■ **CHALLENGE**: Copy out each line of the listing that has the word "懂得欣赏自己" in it.
---------------
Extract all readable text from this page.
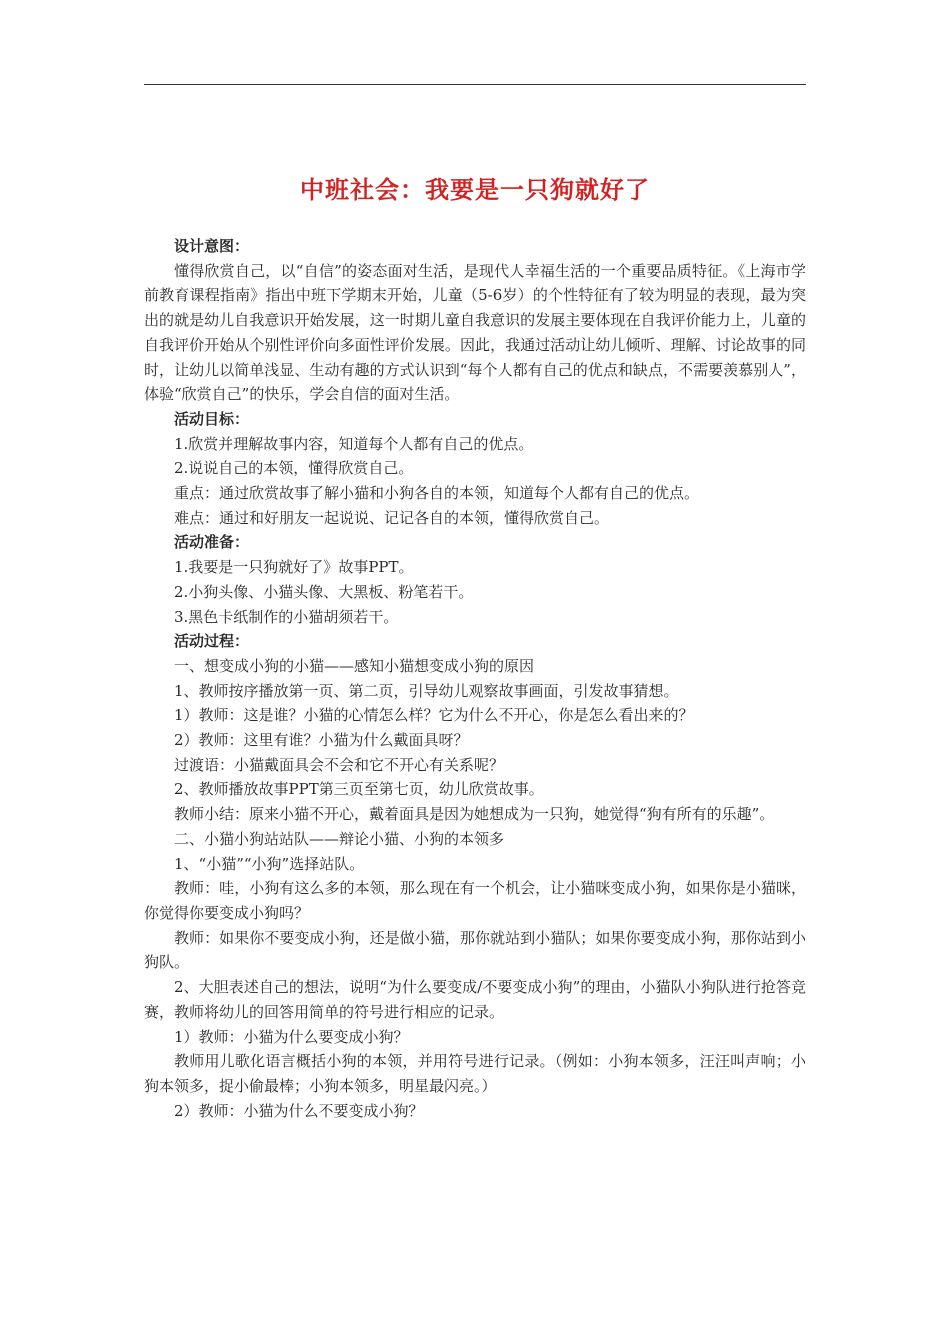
中班社会：我要是一只狗就好了

设计意图：

懂得欣赏自己，以“自信”的姿态面对生活，是现代人幸福生活的一个重要品质特征。《上海市学前教育课程指南》指出中班下学期末开始，儿童（5-6岁）的个性特征有了较为明显的表现，最为突出的就是幼儿自我意识开始发展，这一时期儿童自我意识的发展主要体现在自我评价能力上，儿童的自我评价开始从个别性评价向多面性评价发展。因此，我通过活动让幼儿倾听、理解、讨论故事的同时，让幼儿以简单浅显、生动有趣的方式认识到“每个人都有自己的优点和缺点，不需要羡慕别人”，体验“欣赏自己”的快乐，学会自信的面对生活。

活动目标：

1.欣赏并理解故事内容，知道每个人都有自己的优点。

2.说说自己的本领，懂得欣赏自己。

重点：通过欣赏故事了解小猫和小狗各自的本领，知道每个人都有自己的优点。

难点：通过和好朋友一起说说、记记各自的本领，懂得欣赏自己。

活动准备：

1.我要是一只狗就好了》故事PPT。

2.小狗头像、小猫头像、大黑板、粉笔若干。

3.黑色卡纸制作的小猫胡须若干。

活动过程：

一、想变成小狗的小猫——感知小猫想变成小狗的原因

1、教师按序播放第一页、第二页，引导幼儿观察故事画面，引发故事猜想。

1）教师：这是谁？小猫的心情怎么样？它为什么不开心，你是怎么看出来的？

2）教师：这里有谁？小猫为什么戴面具呀？

过渡语：小猫戴面具会不会和它不开心有关系呢？

2、教师播放故事PPT第三页至第七页，幼儿欣赏故事。

教师小结：原来小猫不开心，戴着面具是因为她想成为一只狗，她觉得“狗有所有的乐趣”。

二、小猫小狗站站队——辩论小猫、小狗的本领多

1、“小猫”“小狗”选择站队。

教师：哇，小狗有这么多的本领，那么现在有一个机会，让小猫咪变成小狗，如果你是小猫咪，你觉得你要变成小狗吗？

教师：如果你不要变成小狗，还是做小猫，那你就站到小猫队；如果你要变成小狗，那你站到小狗队。

2、大胆表述自己的想法，说明“为什么要变成/不要变成小狗”的理由，小猫队小狗队进行抢答竞赛，教师将幼儿的回答用简单的符号进行相应的记录。

1）教师：小猫为什么要变成小狗？

教师用儿歌化语言概括小狗的本领，并用符号进行记录。（例如：小狗本领多，汪汪叫声响；小狗本领多，捉小偷最棒；小狗本领多，明星最闪亮。）

2）教师：小猫为什么不要变成小狗？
---------------
■ **TASK ANSWER**:
懂得欣赏自己，以“自信”的姿态面对生活，是现代人幸福生活的一个重要品质特征。《上海市学前教育课程指南》指出中班下学期末开始，儿童（5-6岁）的个性特征有了较为明显的表现，最为突出的就是幼儿自我意识开始发展，这一时期儿童自我意识的发展主要体现在自我评价能力上，儿童的自我评价开始从个别性评价向多面性评价发展。因此，我通过活动让幼儿倾听、理解、讨论故事的同时，让幼儿以简单浅显、生动有趣的方式认识到“每个人都有自己的优点和缺点，不需要羡慕别人”，体验“欣赏自己”的快乐，学会自信的面对生活。
2.说说自己的本领，懂得欣赏自己。
难点：通过和好朋友一起说说、记记各自的本领，懂得欣赏自己。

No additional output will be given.